■ **Exercise prompt**
Set out each line from the following listing that includes the word "Bearish".

■ **Records supplied**
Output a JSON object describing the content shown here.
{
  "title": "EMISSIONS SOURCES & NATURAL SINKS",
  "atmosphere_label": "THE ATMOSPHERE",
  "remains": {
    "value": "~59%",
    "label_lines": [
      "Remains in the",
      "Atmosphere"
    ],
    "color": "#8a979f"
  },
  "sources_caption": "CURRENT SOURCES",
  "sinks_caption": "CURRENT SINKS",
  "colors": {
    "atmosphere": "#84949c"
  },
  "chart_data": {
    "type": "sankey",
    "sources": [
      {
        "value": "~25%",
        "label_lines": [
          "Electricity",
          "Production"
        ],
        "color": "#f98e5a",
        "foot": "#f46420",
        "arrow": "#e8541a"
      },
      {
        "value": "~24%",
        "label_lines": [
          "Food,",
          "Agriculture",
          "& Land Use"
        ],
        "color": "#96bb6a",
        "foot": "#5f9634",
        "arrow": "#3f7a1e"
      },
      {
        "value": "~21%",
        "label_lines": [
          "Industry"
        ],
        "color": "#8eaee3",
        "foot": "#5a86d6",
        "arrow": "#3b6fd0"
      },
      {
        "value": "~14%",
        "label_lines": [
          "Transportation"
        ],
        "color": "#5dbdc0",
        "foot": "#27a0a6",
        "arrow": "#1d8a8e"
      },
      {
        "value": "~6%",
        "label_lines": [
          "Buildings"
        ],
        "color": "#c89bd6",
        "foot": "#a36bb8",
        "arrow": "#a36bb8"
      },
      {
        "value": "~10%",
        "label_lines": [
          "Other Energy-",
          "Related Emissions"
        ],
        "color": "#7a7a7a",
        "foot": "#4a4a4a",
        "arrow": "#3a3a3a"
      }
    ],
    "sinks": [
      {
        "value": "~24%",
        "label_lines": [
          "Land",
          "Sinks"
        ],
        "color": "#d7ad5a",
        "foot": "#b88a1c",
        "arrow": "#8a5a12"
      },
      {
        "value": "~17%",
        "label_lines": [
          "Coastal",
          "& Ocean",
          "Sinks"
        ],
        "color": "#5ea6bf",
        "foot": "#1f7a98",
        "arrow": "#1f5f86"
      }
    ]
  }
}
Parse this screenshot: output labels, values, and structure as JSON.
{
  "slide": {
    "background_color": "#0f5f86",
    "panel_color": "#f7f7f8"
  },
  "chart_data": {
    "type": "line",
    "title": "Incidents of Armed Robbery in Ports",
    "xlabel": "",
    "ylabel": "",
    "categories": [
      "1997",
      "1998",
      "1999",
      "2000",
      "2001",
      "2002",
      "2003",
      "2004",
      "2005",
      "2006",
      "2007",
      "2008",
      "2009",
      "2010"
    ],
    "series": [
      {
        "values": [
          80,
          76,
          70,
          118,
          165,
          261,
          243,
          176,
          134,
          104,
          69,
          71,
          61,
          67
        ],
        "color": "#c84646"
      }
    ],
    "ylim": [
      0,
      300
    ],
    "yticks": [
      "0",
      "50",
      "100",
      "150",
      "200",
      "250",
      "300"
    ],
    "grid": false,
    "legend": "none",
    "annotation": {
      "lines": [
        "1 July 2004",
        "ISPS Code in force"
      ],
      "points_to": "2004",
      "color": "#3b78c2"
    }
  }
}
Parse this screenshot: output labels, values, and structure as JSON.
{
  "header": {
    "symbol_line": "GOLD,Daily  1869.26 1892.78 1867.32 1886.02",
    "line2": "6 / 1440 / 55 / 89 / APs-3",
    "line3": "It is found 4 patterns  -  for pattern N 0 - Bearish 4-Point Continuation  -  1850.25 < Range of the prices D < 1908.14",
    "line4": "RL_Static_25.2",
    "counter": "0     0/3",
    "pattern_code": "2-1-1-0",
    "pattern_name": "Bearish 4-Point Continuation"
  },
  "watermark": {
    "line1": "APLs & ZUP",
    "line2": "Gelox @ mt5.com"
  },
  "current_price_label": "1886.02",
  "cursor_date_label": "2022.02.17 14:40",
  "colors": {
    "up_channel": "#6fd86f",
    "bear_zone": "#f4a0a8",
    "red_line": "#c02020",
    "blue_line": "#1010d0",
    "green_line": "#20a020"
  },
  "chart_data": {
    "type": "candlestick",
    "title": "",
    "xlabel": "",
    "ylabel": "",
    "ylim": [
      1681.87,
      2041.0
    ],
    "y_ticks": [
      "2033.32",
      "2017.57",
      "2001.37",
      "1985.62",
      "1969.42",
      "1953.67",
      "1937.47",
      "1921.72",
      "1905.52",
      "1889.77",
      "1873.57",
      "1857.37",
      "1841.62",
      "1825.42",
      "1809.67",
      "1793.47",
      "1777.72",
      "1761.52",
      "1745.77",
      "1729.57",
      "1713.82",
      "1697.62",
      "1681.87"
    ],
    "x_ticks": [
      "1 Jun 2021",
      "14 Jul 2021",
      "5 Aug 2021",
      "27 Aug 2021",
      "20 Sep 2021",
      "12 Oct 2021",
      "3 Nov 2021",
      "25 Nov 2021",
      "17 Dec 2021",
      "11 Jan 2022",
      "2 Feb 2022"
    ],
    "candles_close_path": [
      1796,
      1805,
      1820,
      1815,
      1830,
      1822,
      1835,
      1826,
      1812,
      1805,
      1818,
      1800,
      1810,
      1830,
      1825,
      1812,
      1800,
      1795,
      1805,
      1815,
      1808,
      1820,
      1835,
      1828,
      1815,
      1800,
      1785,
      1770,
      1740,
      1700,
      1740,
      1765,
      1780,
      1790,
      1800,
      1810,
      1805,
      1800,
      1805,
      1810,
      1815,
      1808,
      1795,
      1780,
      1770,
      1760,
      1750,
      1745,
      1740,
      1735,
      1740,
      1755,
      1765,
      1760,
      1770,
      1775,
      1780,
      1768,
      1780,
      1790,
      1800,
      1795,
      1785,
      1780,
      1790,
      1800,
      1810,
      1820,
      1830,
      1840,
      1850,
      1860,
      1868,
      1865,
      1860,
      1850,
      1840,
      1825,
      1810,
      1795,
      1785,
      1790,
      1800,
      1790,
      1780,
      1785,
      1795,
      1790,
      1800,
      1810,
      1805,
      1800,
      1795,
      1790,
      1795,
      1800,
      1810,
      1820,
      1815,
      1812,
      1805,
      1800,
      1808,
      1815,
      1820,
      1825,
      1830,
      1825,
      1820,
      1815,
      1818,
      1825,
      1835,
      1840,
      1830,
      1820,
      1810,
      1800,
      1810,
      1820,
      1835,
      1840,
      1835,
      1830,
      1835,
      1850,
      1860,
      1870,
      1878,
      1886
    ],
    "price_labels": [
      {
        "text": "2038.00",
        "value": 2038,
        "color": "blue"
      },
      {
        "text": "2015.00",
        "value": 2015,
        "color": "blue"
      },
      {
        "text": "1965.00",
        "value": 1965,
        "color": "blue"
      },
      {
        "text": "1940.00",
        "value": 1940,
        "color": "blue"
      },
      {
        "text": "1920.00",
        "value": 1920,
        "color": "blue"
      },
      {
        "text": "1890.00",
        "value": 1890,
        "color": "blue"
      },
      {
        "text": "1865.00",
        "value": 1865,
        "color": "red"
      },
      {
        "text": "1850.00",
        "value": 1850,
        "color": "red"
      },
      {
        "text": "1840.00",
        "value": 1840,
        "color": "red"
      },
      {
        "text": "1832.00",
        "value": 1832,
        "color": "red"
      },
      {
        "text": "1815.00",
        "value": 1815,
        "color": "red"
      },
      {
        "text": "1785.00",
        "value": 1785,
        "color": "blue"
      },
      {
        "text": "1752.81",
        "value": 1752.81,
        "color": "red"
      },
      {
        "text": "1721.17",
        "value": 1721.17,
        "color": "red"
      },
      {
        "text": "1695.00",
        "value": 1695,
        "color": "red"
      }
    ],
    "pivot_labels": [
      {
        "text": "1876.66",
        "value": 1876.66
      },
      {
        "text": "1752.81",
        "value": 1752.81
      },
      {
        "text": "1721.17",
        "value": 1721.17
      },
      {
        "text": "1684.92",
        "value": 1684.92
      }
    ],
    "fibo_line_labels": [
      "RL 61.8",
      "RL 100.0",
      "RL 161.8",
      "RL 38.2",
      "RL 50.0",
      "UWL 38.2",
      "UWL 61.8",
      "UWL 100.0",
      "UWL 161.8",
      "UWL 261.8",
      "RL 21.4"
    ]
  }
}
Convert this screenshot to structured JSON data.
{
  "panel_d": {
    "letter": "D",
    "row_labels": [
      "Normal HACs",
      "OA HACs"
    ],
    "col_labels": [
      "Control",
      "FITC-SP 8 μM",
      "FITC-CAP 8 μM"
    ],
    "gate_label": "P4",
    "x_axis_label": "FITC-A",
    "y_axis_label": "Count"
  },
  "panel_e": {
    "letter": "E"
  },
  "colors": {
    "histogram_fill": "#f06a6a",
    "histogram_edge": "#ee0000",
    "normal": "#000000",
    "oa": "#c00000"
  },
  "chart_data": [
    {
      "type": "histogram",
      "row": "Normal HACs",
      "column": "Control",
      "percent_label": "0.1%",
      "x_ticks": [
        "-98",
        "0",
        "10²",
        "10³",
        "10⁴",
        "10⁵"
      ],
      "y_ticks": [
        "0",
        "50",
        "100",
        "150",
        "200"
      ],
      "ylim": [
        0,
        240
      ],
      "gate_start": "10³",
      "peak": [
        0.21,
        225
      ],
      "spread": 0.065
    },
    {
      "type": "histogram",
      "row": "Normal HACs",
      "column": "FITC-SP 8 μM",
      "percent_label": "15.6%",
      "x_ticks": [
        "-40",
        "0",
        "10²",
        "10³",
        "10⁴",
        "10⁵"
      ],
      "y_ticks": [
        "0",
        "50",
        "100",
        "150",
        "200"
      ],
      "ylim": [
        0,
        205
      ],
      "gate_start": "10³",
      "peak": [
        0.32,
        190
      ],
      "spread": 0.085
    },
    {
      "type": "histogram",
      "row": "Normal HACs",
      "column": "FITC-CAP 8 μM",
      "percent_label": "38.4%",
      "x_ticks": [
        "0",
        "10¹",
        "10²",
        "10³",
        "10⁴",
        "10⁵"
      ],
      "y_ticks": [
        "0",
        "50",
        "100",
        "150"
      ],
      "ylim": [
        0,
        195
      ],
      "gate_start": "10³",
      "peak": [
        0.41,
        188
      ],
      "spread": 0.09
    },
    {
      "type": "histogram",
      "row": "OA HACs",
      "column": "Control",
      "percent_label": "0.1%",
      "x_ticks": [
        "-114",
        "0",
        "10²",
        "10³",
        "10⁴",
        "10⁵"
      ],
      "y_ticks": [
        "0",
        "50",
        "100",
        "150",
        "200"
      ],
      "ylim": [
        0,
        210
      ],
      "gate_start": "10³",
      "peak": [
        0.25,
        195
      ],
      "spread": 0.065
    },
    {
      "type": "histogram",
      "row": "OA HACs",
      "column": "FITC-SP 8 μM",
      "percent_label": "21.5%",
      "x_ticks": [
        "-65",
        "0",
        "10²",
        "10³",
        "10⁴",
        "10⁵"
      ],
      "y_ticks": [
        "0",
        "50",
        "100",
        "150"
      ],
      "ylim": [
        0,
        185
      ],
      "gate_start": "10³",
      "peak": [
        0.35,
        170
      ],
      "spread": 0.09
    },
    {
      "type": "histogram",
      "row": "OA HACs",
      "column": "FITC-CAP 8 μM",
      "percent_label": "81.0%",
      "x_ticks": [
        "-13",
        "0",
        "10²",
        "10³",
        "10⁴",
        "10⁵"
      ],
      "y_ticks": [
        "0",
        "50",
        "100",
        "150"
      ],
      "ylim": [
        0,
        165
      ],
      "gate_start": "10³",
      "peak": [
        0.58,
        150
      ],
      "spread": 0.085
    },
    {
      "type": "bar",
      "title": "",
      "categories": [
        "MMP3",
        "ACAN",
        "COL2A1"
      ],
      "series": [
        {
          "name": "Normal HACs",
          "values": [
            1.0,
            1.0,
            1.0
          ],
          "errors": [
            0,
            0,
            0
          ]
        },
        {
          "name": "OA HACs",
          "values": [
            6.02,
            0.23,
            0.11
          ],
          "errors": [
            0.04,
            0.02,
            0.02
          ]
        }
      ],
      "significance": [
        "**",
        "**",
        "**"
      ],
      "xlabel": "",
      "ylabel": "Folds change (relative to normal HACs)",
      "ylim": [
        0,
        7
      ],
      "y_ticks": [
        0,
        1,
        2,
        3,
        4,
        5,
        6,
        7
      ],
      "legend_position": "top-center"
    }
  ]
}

■ **Answer to the problem**
    "line3": "It is found 4 patterns  -  for pattern N 0 - Bearish 4-Point Continuation  -  1850.25 < Range of the prices D < 1908.14",
    "pattern_name": "Bearish 4-Point Continuation"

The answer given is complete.